挑战程序竞赛系列(89):3.6平面扫描(3)

传送门:POJ 3292: Rectilinear polygon

题意参考hankcs: http://www.hankcs.com/program/algorithm/poj-3293-rectilinear-polygon.html

题意:

直角多边形:给定N个点,问是否能组成直角多边形(每个顶点都与另外两个顶点构成直角,每条边都平行于坐标轴),并求出周长?

思路参考: http://www.cnblogs.com/ZefengYao/p/7470984.html

平面扫描,按照x轴扫描可以获得所有竖边的长度和,按y轴的同理,先讨论x轴的情况,将点按照x坐标大小排序后,同一列上的点按照y坐标从小到大排序,之后再观察多边形每一列的特性,可以发现每一列上点必定偶数个,相邻两个配对可以成为一条边,若出现奇数条边,肯定是构不成多边形的。按y轴扫描也是相同做法。其次还要判断是否有横竖边相交的情况以及是否有洞(图是否连通)即可。

讲的很清楚了,此题的trick在于如何实现水平线与垂直线的相交判断,记录哪些信息可以检测出相交问题呢?

首先按照x轴扫描,不会出现相交的线,所以只需要把每条线段信息记录在一种数据结构即可,方便y轴扫描时判断相交。显然,给定一条水平线的横坐标的两端,我们只需要比较该区间内是否有垂直线与之相交,采用TreeSet维护x轴垂直线的有序,接着只要在扫描y轴时,知道两个端点,就可以拿到该区间内的垂直线逐个判断即可。
━━━━━━━━
### 任务 A
根据页面回答:
(i) 按x轴扫描可以获得哪些边的长度和?
(ii) 排序后每一列上的点必定是奇数个还是偶数个?
(iii) 用哪种数据结构维护x轴垂直线的有序?
页面与列表分别出自不同来源。

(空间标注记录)
━━━━━━━━
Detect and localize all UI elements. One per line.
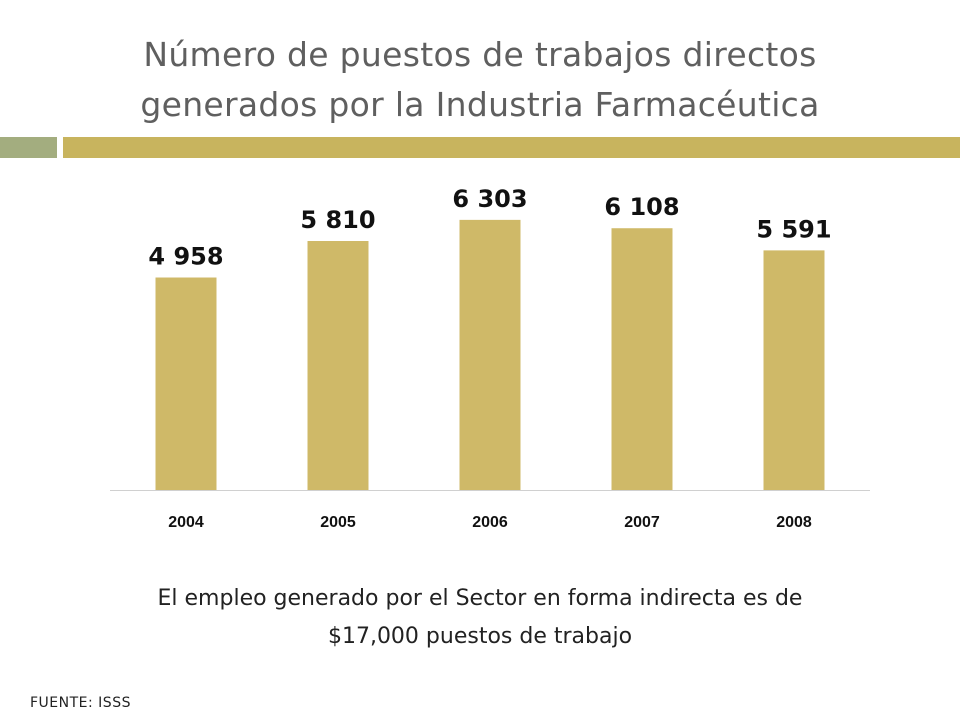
title-line-1: Número de puestos de trabajos directos bbox=[143, 35, 817, 74]
title-line-2: generados por la Industria Farmacéutica bbox=[140, 85, 820, 124]
note-line-1: El empleo generado por el Sector en form… bbox=[157, 586, 803, 611]
bar-2005 bbox=[307, 241, 369, 490]
x-tick-label-2008: 2008 bbox=[776, 514, 812, 531]
x-tick-label-2007: 2007 bbox=[624, 514, 660, 531]
bar-2008 bbox=[763, 250, 825, 490]
x-tick-label-2004: 2004 bbox=[168, 514, 204, 531]
data-label-2004: 4 958 bbox=[148, 243, 223, 271]
bar-2004 bbox=[155, 277, 217, 490]
title-rule-left bbox=[0, 137, 57, 158]
data-label-2005: 5 810 bbox=[300, 206, 375, 234]
title-rule-right bbox=[63, 137, 960, 158]
bar-2006 bbox=[459, 219, 521, 490]
data-label-2008: 5 591 bbox=[756, 215, 831, 243]
note-line-2: $17,000 puestos de trabajo bbox=[327, 624, 633, 649]
data-label-2007: 6 108 bbox=[604, 193, 679, 221]
indirect-employment-note: El empleo generado por el Sector en form… bbox=[60, 580, 900, 656]
x-tick-label-2006: 2006 bbox=[472, 514, 508, 531]
data-label-2006: 6 303 bbox=[452, 185, 527, 213]
page-title: Número de puestos de trabajos directos g… bbox=[40, 30, 920, 130]
bar-2007 bbox=[611, 228, 673, 490]
x-tick-label-2005: 2005 bbox=[320, 514, 356, 531]
source-label: FUENTE: ISSS bbox=[30, 695, 131, 711]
━━━━━━━━
### 任务 B
统计列表中含有字符串"directos"的行数,区分大小写,只写出数字。

### 正确答案 A
(i) 所有竖边的长度和
(ii) 偶数个
(iii) TreeSet

### 正确答案 B
2